JOB:
Check each line of the material below, and copy it if it holds the string "chevron".

RECORDS SHOWN:
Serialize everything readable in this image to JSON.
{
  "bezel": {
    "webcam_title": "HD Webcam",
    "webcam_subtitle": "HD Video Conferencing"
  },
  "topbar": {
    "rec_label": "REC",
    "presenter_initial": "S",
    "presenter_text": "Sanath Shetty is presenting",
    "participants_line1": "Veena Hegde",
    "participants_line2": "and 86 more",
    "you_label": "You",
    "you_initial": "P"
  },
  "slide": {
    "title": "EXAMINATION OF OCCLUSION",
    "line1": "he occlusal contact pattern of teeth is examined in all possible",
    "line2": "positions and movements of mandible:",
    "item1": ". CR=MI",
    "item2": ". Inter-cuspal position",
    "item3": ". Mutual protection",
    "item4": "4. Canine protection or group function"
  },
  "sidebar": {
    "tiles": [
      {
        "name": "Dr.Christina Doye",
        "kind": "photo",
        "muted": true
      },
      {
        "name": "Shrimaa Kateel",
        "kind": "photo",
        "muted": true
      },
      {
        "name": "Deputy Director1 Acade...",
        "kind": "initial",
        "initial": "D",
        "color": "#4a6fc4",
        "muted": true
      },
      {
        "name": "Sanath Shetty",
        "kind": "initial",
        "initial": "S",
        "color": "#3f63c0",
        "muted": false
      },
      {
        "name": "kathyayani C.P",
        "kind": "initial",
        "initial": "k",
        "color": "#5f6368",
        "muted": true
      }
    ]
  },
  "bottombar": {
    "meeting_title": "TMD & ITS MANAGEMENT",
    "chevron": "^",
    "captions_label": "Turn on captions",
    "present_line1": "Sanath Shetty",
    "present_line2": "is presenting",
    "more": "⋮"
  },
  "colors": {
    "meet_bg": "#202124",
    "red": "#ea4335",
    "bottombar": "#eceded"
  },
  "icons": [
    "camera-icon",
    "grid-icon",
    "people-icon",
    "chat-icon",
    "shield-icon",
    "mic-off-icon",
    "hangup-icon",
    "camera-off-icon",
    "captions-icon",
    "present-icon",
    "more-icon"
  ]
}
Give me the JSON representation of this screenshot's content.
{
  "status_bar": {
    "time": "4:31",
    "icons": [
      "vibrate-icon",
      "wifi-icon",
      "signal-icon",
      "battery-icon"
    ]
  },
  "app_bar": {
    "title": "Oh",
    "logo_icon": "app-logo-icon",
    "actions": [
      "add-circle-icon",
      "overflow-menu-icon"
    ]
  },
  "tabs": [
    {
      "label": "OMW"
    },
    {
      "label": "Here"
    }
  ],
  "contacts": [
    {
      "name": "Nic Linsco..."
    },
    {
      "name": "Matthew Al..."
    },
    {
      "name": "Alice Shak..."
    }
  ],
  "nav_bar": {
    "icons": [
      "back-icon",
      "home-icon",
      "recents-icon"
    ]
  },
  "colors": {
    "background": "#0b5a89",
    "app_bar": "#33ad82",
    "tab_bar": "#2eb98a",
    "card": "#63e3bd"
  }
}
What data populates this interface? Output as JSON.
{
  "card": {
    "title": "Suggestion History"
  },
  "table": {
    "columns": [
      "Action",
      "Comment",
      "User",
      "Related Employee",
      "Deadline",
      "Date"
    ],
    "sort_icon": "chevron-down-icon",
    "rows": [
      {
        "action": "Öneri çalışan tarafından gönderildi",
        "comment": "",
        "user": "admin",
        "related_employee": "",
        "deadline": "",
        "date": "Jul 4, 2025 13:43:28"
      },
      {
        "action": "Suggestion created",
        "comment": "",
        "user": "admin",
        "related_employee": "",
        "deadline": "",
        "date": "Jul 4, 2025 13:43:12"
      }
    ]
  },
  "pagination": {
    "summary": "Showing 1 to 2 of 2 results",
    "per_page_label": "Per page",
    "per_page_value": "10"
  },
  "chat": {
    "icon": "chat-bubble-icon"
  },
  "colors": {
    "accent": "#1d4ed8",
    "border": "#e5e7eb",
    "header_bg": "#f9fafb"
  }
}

RESULT OF THIS TASK:
    "chevron": "^",
    "sort_icon": "chevron-down-icon",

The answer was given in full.